### Written request
Report how many lines contain "this"; state the number and nothing else.

-- START OF Items --

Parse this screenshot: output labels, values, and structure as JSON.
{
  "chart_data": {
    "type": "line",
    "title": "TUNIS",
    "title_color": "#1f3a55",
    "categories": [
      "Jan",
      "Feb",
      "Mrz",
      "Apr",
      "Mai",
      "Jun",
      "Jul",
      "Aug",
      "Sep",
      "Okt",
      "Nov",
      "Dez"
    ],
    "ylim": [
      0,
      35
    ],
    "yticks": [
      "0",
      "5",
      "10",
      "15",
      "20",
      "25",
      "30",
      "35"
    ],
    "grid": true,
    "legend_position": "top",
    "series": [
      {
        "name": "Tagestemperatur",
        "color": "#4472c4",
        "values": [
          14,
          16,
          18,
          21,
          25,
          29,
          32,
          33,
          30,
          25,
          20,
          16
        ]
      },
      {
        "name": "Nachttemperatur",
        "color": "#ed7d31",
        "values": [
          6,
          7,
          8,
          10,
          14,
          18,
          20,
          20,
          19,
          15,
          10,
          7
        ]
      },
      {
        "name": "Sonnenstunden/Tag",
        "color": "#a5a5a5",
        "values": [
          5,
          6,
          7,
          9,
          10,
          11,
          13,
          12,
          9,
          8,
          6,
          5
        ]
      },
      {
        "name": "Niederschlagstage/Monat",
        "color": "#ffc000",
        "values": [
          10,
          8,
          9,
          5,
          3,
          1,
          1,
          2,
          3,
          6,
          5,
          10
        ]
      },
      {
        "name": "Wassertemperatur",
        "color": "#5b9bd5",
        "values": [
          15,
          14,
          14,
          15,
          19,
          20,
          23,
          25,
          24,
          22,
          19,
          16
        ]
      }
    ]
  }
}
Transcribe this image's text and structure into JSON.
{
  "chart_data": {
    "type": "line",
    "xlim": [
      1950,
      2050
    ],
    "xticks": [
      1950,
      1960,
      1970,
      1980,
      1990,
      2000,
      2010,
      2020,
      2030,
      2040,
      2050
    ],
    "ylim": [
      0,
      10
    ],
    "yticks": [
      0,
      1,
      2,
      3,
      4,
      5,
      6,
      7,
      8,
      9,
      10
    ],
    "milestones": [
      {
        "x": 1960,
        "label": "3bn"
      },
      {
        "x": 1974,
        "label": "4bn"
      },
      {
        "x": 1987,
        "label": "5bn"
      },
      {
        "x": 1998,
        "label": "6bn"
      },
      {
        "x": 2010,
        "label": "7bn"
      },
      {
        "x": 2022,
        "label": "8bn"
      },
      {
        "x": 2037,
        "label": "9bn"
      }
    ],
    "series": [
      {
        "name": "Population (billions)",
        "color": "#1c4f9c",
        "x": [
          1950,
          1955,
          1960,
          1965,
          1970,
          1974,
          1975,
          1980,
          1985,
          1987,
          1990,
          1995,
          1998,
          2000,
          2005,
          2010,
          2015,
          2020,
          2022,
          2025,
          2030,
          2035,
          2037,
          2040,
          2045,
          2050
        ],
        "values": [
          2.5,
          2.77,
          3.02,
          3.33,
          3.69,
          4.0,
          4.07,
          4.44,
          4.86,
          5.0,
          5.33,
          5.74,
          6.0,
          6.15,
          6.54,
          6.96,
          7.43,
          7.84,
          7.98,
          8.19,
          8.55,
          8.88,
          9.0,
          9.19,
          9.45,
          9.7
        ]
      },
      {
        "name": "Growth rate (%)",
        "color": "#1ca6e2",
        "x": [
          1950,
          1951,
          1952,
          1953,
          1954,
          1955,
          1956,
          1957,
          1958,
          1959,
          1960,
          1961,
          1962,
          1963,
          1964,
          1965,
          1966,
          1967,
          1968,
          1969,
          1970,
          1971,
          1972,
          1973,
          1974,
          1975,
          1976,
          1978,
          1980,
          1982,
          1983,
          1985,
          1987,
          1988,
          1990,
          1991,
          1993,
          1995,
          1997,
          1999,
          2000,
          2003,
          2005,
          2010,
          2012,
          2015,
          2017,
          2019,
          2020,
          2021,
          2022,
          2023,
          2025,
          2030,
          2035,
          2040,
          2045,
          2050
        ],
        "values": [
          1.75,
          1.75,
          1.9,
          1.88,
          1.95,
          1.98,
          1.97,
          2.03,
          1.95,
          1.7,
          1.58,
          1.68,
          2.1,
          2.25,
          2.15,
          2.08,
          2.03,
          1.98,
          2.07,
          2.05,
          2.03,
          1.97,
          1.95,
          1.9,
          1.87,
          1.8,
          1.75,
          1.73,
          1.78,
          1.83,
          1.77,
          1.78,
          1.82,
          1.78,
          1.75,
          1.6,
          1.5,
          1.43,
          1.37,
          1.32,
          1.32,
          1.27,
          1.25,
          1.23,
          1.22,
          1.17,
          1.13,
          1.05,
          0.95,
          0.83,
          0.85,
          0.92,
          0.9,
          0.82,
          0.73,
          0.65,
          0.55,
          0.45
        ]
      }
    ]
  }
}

-- END OF Items --

### Completed exercise
2